» YOUR GOAL
Check every line of the entries below for the word "improve", and copy the ones that have it.

» SUPPLIED ENTRIES
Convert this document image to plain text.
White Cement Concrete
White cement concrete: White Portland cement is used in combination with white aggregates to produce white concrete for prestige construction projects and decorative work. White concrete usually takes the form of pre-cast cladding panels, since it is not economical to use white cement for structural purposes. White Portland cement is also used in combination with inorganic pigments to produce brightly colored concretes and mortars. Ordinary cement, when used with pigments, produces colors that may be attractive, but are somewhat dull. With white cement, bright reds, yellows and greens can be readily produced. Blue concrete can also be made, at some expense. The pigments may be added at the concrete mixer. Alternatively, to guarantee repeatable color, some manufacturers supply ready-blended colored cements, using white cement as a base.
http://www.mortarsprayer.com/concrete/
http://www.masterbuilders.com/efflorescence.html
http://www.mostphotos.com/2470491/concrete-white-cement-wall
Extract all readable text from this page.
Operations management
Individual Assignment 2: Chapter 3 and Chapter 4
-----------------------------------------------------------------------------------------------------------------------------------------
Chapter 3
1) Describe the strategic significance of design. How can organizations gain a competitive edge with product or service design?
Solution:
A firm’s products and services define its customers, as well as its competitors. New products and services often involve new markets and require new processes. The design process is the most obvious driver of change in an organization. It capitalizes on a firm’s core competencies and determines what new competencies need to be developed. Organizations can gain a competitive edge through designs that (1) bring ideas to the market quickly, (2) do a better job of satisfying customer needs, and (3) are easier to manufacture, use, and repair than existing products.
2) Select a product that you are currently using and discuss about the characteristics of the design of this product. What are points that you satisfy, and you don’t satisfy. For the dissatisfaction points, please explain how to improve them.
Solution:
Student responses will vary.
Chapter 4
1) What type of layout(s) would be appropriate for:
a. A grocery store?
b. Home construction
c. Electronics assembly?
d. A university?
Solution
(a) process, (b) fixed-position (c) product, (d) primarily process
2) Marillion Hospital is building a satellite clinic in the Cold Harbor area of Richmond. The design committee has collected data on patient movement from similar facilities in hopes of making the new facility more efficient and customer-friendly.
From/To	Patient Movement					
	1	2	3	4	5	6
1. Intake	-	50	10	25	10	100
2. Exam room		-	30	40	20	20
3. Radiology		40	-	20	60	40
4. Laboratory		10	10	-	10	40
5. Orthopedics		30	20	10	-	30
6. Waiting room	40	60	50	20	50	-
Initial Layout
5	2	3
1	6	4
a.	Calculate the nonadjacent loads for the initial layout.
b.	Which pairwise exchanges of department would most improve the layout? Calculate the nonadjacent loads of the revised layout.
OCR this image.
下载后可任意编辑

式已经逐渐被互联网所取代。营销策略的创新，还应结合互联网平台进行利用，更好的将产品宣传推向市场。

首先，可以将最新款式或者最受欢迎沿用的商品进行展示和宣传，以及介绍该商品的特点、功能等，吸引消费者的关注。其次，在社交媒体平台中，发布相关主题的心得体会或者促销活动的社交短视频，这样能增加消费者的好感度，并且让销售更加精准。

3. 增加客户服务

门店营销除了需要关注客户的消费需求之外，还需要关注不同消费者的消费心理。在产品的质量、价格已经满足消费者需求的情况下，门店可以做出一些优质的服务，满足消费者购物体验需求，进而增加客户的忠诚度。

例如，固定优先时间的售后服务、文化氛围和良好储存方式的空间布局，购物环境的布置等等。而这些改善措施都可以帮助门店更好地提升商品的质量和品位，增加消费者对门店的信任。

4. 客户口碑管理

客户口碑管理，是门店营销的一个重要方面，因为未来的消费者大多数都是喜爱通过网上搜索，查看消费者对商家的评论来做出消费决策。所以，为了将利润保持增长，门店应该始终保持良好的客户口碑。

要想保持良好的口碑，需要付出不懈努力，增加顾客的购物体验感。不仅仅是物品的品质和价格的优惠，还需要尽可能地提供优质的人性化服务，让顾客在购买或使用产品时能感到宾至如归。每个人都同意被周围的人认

» COMPLETED EXERCISE
2) Select a product that you are currently using and discuss about the characteristics of the design of this product. What are points that you satisfy, and you don’t satisfy. For the dissatisfaction points, please explain how to improve them.
b.	Which pairwise exchanges of department would most improve the layout? Calculate the nonadjacent loads of the revised layout.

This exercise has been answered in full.